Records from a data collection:
···

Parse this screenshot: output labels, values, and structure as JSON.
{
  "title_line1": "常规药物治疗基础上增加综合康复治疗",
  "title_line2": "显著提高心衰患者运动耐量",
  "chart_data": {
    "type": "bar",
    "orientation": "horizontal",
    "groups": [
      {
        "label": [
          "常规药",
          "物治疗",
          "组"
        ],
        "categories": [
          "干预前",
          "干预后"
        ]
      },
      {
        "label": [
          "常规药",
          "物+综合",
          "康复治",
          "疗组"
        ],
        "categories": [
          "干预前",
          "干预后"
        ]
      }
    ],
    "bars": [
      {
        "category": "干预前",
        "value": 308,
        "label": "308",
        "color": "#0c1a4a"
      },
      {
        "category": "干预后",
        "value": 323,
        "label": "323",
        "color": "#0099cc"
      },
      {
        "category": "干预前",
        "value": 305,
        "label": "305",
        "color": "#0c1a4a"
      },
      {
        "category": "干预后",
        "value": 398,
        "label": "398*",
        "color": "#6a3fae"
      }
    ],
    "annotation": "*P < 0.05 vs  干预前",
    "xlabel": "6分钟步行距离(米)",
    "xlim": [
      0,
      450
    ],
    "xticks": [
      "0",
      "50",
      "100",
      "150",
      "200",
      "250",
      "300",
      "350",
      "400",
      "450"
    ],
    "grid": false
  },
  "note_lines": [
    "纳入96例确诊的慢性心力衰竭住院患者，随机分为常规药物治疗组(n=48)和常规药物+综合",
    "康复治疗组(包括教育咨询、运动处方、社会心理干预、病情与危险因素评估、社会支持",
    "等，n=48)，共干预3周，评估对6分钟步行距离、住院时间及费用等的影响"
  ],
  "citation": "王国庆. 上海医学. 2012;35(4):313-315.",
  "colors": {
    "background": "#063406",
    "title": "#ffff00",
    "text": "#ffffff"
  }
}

···

> _TASK DIRECTIONS_
Write out all the entries exactly.

> _THE RESULT_
Parse this screenshot: output labels, values, and structure as JSON.
{
  "title_line1": "常规药物治疗基础上增加综合康复治疗",
  "title_line2": "显著提高心衰患者运动耐量",
  "chart_data": {
    "type": "bar",
    "orientation": "horizontal",
    "groups": [
      {
        "label": [
          "常规药",
          "物治疗",
          "组"
        ],
        "categories": [
          "干预前",
          "干预后"
        ]
      },
      {
        "label": [
          "常规药",
          "物+综合",
          "康复治",
          "疗组"
        ],
        "categories": [
          "干预前",
          "干预后"
        ]
      }
    ],
    "bars": [
      {
        "category": "干预前",
        "value": 308,
        "label": "308",
        "color": "#0c1a4a"
      },
      {
        "category": "干预后",
        "value": 323,
        "label": "323",
        "color": "#0099cc"
      },
      {
        "category": "干预前",
        "value": 305,
        "label": "305",
        "color": "#0c1a4a"
      },
      {
        "category": "干预后",
        "value": 398,
        "label": "398*",
        "color": "#6a3fae"
      }
    ],
    "annotation": "*P < 0.05 vs  干预前",
    "xlabel": "6分钟步行距离(米)",
    "xlim": [
      0,
      450
    ],
    "xticks": [
      "0",
      "50",
      "100",
      "150",
      "200",
      "250",
      "300",
      "350",
      "400",
      "450"
    ],
    "grid": false
  },
  "note_lines": [
    "纳入96例确诊的慢性心力衰竭住院患者，随机分为常规药物治疗组(n=48)和常规药物+综合",
    "康复治疗组(包括教育咨询、运动处方、社会心理干预、病情与危险因素评估、社会支持",
    "等，n=48)，共干预3周，评估对6分钟步行距离、住院时间及费用等的影响"
  ],
  "citation": "王国庆. 上海医学. 2012;35(4):313-315.",
  "colors": {
    "background": "#063406",
    "title": "#ffff00",
    "text": "#ffffff"
  }
}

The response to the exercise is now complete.